[Records about charts and figures]
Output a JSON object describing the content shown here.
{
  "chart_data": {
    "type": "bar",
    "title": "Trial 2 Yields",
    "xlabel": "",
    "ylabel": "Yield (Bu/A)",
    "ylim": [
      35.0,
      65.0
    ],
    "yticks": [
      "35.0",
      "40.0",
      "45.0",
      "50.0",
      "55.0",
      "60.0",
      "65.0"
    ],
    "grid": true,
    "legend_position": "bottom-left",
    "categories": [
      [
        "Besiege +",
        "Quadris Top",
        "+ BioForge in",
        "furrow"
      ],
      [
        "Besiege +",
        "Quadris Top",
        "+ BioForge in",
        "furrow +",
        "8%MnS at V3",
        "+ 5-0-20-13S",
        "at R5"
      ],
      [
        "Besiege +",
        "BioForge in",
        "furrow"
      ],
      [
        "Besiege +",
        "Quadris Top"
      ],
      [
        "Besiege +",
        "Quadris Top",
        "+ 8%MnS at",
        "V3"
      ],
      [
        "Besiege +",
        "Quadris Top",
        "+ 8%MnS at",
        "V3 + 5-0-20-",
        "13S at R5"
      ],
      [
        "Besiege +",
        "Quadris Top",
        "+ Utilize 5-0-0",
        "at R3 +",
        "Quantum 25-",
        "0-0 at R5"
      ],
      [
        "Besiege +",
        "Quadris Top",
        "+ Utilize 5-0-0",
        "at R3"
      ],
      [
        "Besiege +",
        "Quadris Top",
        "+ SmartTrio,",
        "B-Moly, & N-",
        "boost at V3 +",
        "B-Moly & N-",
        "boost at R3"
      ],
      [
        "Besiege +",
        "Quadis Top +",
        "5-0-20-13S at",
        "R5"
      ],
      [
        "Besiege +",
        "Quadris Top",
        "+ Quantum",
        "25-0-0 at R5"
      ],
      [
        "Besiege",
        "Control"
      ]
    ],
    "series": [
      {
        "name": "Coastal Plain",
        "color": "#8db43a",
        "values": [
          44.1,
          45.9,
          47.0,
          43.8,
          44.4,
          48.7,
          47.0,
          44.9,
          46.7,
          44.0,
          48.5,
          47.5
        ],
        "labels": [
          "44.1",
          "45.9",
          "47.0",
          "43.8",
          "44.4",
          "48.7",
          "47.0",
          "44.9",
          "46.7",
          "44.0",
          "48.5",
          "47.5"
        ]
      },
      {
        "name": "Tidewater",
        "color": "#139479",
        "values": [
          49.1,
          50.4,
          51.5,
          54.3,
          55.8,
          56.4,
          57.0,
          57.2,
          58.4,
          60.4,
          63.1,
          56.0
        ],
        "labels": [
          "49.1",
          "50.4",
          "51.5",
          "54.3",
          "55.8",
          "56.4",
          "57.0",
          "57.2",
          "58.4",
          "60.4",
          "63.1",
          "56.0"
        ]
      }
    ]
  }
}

» WHAT IS BEING ASKED: Output the complete data exactly as written.

» FINAL RESULT:
Output a JSON object describing the content shown here.
{
  "chart_data": {
    "type": "bar",
    "title": "Trial 2 Yields",
    "xlabel": "",
    "ylabel": "Yield (Bu/A)",
    "ylim": [
      35.0,
      65.0
    ],
    "yticks": [
      "35.0",
      "40.0",
      "45.0",
      "50.0",
      "55.0",
      "60.0",
      "65.0"
    ],
    "grid": true,
    "legend_position": "bottom-left",
    "categories": [
      [
        "Besiege +",
        "Quadris Top",
        "+ BioForge in",
        "furrow"
      ],
      [
        "Besiege +",
        "Quadris Top",
        "+ BioForge in",
        "furrow +",
        "8%MnS at V3",
        "+ 5-0-20-13S",
        "at R5"
      ],
      [
        "Besiege +",
        "BioForge in",
        "furrow"
      ],
      [
        "Besiege +",
        "Quadris Top"
      ],
      [
        "Besiege +",
        "Quadris Top",
        "+ 8%MnS at",
        "V3"
      ],
      [
        "Besiege +",
        "Quadris Top",
        "+ 8%MnS at",
        "V3 + 5-0-20-",
        "13S at R5"
      ],
      [
        "Besiege +",
        "Quadris Top",
        "+ Utilize 5-0-0",
        "at R3 +",
        "Quantum 25-",
        "0-0 at R5"
      ],
      [
        "Besiege +",
        "Quadris Top",
        "+ Utilize 5-0-0",
        "at R3"
      ],
      [
        "Besiege +",
        "Quadris Top",
        "+ SmartTrio,",
        "B-Moly, & N-",
        "boost at V3 +",
        "B-Moly & N-",
        "boost at R3"
      ],
      [
        "Besiege +",
        "Quadis Top +",
        "5-0-20-13S at",
        "R5"
      ],
      [
        "Besiege +",
        "Quadris Top",
        "+ Quantum",
        "25-0-0 at R5"
      ],
      [
        "Besiege",
        "Control"
      ]
    ],
    "series": [
      {
        "name": "Coastal Plain",
        "color": "#8db43a",
        "values": [
          44.1,
          45.9,
          47.0,
          43.8,
          44.4,
          48.7,
          47.0,
          44.9,
          46.7,
          44.0,
          48.5,
          47.5
        ],
        "labels": [
          "44.1",
          "45.9",
          "47.0",
          "43.8",
          "44.4",
          "48.7",
          "47.0",
          "44.9",
          "46.7",
          "44.0",
          "48.5",
          "47.5"
        ]
      },
      {
        "name": "Tidewater",
        "color": "#139479",
        "values": [
          49.1,
          50.4,
          51.5,
          54.3,
          55.8,
          56.4,
          57.0,
          57.2,
          58.4,
          60.4,
          63.1,
          56.0
        ],
        "labels": [
          "49.1",
          "50.4",
          "51.5",
          "54.3",
          "55.8",
          "56.4",
          "57.0",
          "57.2",
          "58.4",
          "60.4",
          "63.1",
          "56.0"
        ]
      }
    ]
  }
}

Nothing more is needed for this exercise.